-- START GIVEN DATA --
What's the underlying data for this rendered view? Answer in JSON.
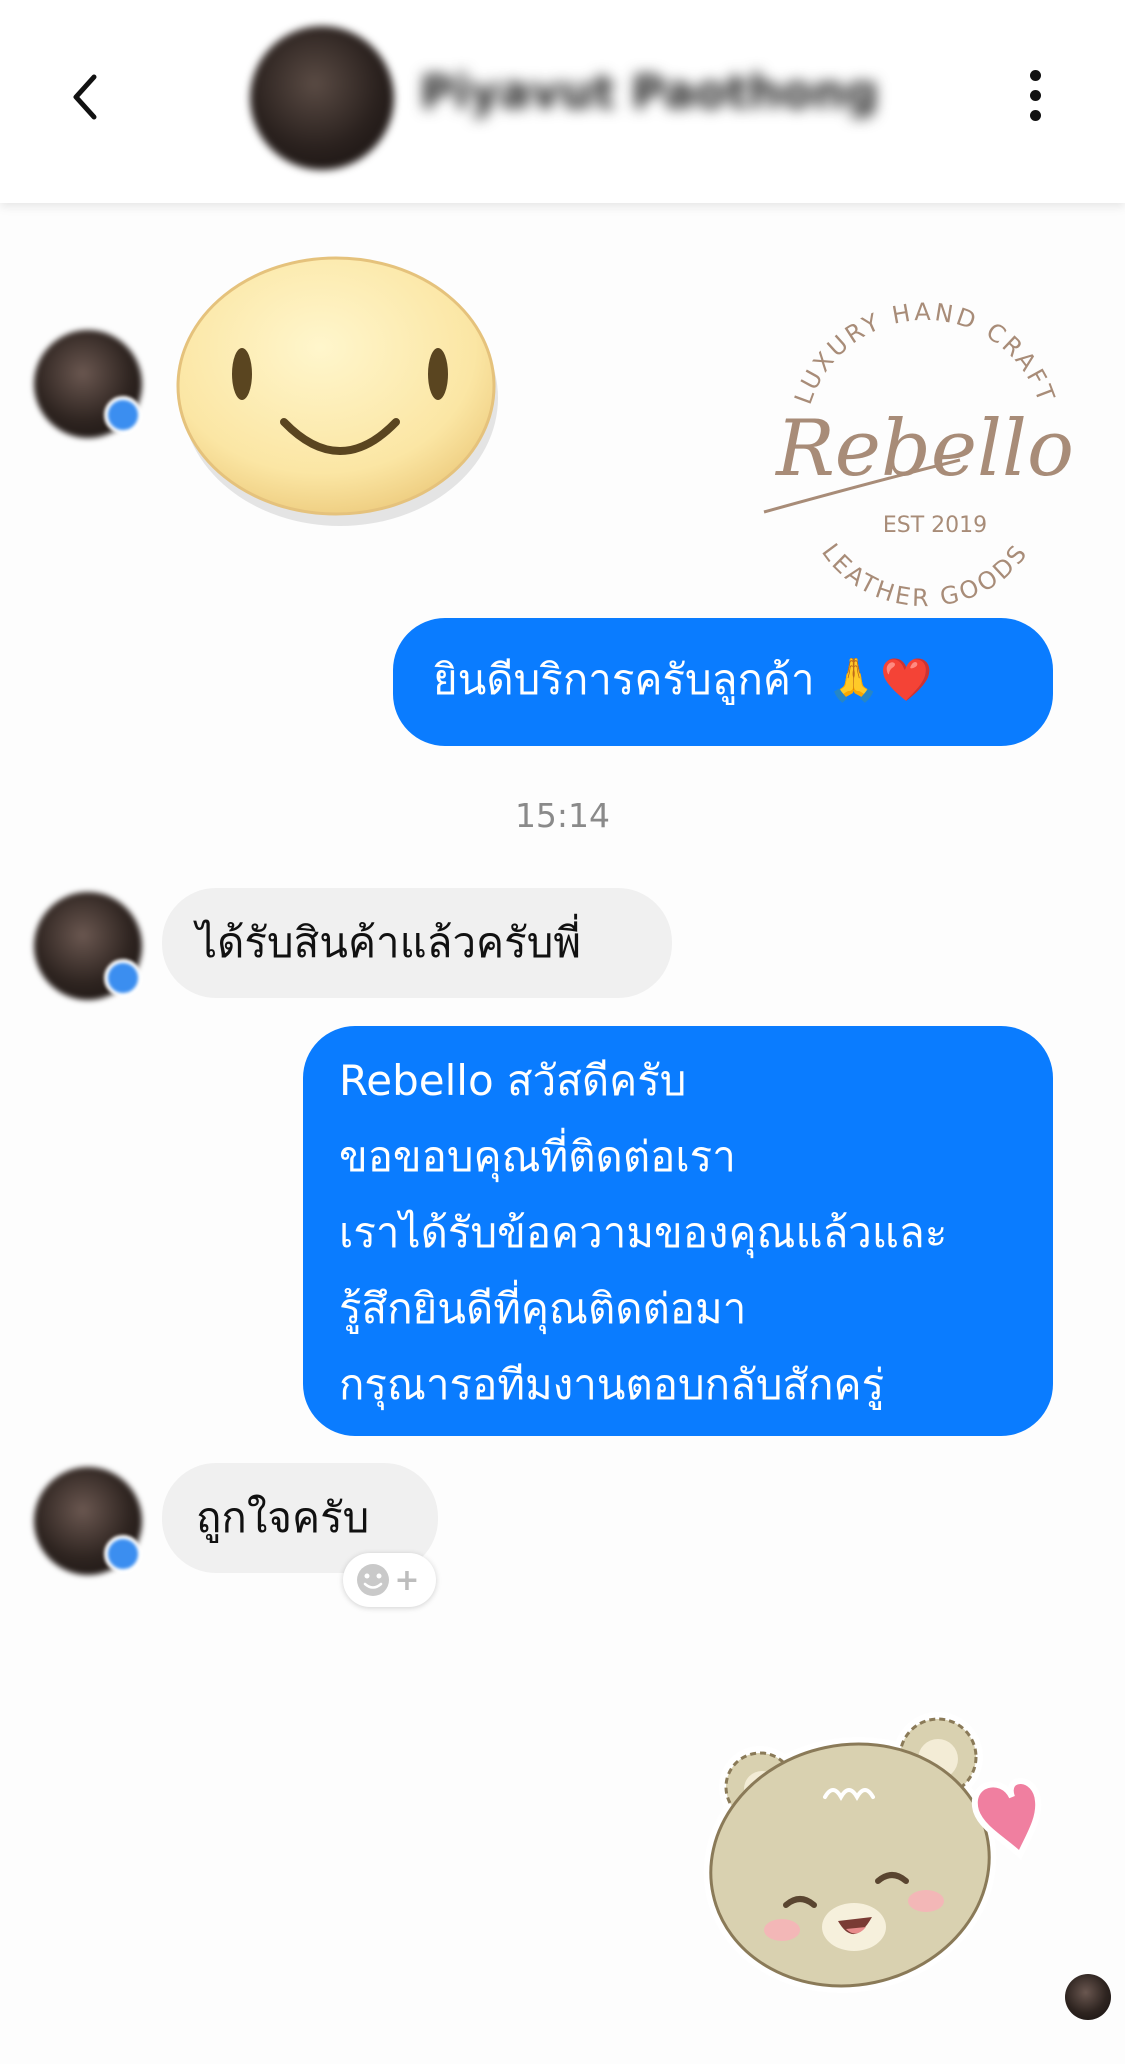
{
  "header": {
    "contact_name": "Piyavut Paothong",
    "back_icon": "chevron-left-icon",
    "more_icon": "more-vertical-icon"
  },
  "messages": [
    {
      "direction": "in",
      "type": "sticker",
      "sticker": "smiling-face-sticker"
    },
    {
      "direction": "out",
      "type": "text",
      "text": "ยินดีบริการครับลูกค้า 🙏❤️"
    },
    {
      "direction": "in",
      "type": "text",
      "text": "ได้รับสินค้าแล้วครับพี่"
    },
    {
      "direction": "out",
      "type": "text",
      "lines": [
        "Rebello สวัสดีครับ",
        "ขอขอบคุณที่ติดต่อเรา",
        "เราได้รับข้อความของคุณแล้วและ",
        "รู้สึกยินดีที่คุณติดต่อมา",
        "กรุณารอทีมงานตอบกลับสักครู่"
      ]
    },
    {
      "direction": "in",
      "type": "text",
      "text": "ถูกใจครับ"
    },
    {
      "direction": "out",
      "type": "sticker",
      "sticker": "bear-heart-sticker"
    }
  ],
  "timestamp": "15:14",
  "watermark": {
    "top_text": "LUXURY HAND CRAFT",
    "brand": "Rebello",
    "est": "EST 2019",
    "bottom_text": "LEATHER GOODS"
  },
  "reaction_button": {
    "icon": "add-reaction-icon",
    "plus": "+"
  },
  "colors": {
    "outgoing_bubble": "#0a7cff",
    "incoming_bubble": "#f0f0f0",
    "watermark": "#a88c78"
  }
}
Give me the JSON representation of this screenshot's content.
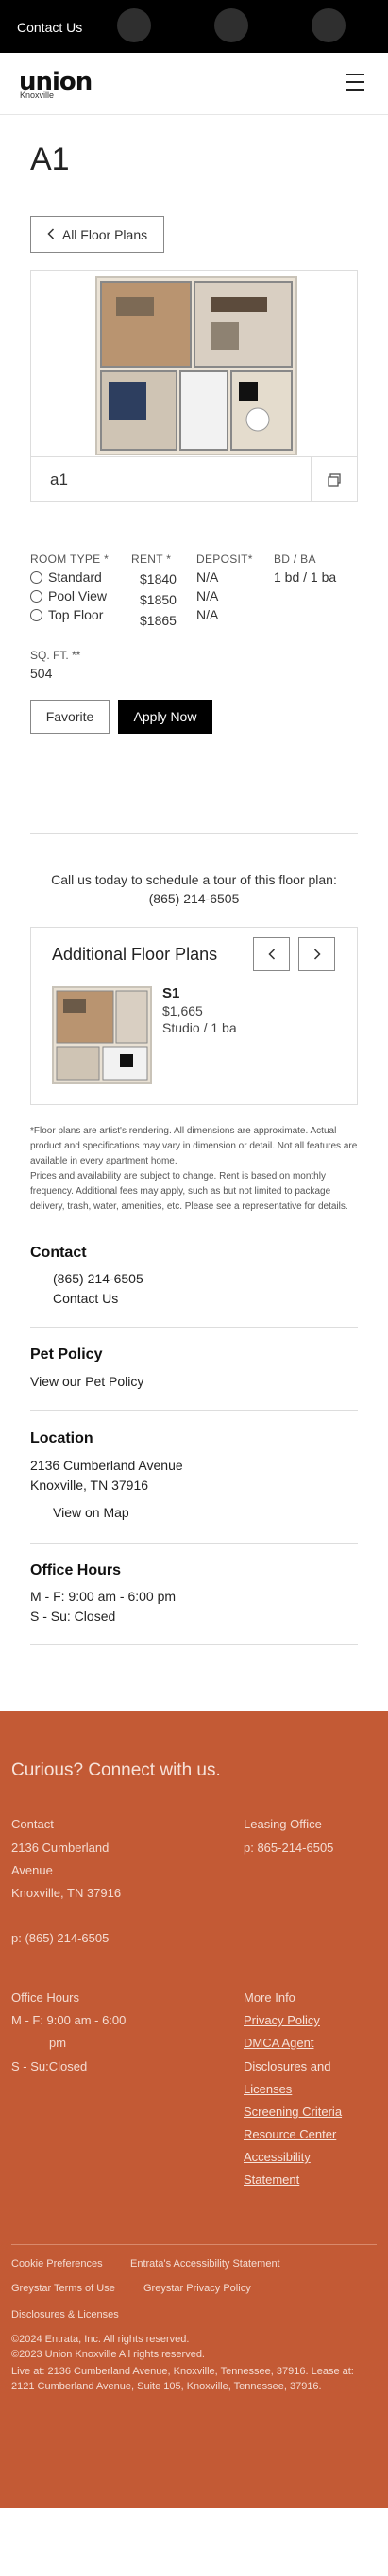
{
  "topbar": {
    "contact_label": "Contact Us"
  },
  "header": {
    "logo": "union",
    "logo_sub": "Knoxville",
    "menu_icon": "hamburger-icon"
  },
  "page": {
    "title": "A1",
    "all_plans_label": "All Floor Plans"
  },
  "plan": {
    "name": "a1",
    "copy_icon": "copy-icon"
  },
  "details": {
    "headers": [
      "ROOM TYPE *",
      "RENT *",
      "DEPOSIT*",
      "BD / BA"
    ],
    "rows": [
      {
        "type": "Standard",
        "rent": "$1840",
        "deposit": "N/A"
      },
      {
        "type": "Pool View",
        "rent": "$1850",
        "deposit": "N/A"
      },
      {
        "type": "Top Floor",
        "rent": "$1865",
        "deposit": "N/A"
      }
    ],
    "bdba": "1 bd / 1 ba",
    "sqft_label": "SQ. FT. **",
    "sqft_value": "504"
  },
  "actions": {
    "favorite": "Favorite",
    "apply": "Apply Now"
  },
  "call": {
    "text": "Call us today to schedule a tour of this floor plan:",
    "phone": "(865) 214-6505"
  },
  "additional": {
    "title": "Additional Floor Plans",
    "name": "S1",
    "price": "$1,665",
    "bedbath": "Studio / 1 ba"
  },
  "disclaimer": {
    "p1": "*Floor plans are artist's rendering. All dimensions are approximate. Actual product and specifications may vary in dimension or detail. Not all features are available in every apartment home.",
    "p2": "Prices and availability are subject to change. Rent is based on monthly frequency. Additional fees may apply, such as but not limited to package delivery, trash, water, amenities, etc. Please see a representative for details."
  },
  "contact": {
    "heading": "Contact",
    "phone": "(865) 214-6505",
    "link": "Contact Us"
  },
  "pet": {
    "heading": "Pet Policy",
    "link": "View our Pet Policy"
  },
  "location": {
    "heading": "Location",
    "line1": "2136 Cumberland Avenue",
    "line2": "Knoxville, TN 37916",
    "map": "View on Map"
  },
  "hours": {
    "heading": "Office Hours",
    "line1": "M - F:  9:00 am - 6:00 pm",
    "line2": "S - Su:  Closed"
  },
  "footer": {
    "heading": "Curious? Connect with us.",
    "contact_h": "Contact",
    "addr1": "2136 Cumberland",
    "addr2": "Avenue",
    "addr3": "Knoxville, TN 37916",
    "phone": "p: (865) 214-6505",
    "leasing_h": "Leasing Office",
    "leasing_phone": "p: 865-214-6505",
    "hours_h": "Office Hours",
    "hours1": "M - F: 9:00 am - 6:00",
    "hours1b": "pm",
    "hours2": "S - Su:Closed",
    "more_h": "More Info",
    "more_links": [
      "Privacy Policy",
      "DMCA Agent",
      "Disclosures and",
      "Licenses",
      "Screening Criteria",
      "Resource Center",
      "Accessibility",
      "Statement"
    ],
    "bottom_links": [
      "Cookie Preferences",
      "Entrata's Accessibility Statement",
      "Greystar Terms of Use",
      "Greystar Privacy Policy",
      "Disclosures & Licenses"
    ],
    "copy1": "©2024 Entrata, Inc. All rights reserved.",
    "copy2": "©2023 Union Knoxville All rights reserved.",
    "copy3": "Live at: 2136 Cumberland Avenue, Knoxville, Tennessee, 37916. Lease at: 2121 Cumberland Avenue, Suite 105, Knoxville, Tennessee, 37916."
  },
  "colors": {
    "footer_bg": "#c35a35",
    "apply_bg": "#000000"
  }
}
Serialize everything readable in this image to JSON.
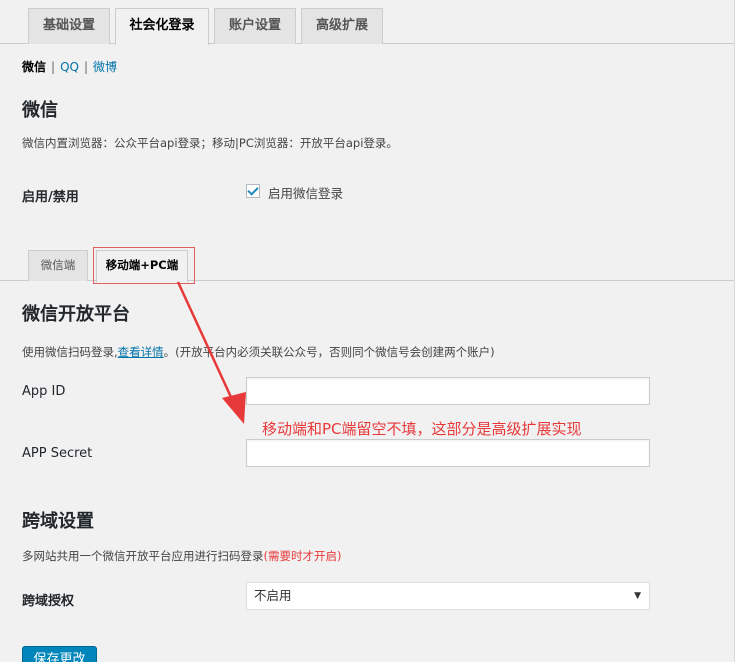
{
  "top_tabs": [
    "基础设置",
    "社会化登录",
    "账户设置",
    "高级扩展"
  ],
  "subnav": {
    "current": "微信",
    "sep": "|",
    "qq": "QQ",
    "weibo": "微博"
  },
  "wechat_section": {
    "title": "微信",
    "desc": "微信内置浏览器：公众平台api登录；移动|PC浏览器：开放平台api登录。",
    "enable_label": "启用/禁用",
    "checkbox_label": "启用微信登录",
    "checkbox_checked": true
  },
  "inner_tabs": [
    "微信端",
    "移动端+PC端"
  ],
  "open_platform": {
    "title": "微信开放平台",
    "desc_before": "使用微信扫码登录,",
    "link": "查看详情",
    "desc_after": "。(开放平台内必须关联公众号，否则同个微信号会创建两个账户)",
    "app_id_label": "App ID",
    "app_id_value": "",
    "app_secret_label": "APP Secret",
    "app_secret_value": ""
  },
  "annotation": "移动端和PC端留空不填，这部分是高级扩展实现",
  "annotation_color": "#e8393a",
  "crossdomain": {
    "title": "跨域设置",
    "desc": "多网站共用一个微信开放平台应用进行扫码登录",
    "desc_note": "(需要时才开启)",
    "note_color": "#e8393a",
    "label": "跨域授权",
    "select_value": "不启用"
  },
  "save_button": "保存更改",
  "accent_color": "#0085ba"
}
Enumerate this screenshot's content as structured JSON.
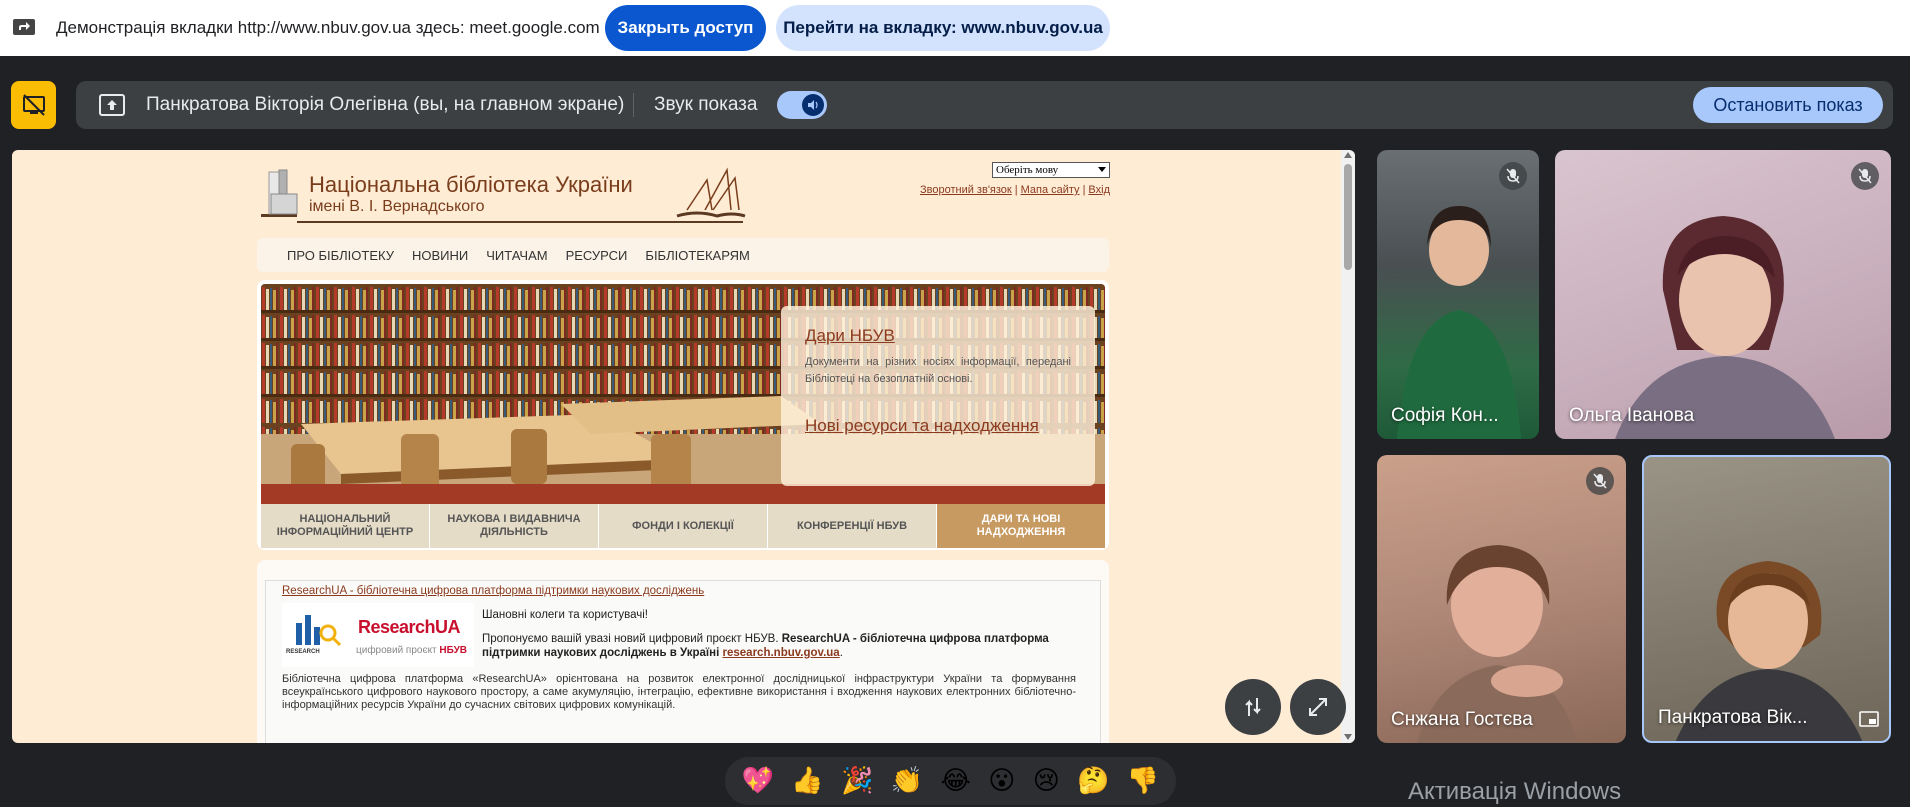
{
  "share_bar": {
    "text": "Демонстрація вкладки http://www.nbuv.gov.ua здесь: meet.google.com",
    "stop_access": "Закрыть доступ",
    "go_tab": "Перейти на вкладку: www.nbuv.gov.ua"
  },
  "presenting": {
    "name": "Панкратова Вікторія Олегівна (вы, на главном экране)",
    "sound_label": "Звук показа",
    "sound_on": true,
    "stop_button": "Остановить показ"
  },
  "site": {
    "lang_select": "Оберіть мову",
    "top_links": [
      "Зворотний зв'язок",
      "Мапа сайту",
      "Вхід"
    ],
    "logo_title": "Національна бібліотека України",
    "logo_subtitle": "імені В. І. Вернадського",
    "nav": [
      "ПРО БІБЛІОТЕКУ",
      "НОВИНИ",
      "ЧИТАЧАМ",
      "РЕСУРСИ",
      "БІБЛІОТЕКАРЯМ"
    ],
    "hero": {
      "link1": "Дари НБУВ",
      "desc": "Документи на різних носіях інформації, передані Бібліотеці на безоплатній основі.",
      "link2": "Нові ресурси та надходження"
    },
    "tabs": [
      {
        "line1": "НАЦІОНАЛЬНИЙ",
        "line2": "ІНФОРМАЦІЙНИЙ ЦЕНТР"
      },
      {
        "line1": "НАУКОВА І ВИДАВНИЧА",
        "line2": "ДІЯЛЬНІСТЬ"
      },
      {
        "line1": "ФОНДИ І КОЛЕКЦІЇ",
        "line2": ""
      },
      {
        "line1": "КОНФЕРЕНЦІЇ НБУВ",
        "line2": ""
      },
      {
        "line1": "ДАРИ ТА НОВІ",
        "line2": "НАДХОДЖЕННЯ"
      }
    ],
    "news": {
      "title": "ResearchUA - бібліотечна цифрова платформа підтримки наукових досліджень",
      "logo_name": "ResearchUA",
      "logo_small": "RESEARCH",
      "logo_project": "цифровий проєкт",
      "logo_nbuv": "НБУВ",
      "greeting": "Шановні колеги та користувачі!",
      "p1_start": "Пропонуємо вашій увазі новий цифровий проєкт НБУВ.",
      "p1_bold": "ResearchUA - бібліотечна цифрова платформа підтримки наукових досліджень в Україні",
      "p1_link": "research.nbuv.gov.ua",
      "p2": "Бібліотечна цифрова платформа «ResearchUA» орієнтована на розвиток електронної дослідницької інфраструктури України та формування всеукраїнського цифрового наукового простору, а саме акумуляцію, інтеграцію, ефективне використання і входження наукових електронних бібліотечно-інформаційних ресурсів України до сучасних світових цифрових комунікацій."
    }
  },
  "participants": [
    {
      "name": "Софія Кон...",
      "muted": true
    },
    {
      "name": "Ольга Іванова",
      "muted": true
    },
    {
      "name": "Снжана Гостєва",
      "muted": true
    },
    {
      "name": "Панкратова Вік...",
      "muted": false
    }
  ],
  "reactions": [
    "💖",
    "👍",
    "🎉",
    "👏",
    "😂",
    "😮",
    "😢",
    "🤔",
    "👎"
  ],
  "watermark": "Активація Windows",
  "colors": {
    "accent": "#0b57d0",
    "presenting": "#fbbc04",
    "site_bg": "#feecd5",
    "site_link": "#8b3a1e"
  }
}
-- END GIVEN DATA --
• YOUR GOAL:
Gather all lines with the string "heading" from the data.

• TASK RESULT:
    "heading": "Contact",
    "heading": "Pet Policy",
    "heading": "Location",
    "heading": "Office Hours",
    "heading": "Curious? Connect with us.",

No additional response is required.